◆ Description of the task ◆
Among the entries below, tally the lines that include "this", and give the number alone.

◆ Dataset content ◆
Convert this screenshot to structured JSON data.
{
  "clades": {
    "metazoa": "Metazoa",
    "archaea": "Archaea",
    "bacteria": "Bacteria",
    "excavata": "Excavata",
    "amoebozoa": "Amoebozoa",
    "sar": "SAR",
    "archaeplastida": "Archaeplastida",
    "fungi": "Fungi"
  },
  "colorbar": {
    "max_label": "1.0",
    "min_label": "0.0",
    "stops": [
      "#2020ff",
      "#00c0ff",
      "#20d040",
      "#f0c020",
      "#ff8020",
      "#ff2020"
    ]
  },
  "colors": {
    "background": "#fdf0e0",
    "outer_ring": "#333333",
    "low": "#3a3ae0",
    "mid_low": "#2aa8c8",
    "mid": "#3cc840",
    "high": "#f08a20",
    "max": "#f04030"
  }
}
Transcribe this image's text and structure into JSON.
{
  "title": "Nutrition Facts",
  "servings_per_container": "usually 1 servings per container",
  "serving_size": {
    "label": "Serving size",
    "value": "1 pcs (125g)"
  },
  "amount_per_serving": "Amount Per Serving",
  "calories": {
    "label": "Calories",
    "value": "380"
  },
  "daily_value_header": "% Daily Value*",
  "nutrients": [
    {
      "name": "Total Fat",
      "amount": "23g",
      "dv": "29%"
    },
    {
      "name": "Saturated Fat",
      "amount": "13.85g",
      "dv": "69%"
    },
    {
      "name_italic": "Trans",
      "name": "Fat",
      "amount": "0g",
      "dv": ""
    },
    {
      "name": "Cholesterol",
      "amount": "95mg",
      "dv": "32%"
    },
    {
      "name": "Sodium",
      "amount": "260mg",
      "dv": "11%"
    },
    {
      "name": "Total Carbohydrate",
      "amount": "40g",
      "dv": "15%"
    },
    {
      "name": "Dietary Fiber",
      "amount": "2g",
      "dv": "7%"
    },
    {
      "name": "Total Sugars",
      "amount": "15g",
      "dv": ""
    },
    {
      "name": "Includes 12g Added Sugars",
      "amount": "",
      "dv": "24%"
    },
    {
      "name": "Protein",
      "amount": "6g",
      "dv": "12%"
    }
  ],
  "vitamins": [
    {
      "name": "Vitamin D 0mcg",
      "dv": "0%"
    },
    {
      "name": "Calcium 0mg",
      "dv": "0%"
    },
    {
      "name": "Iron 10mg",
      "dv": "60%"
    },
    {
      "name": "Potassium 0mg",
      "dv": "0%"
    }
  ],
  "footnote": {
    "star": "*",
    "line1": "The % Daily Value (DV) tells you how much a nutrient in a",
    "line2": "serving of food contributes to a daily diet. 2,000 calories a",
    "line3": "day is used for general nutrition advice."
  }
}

◆ Finished exercise ◆
2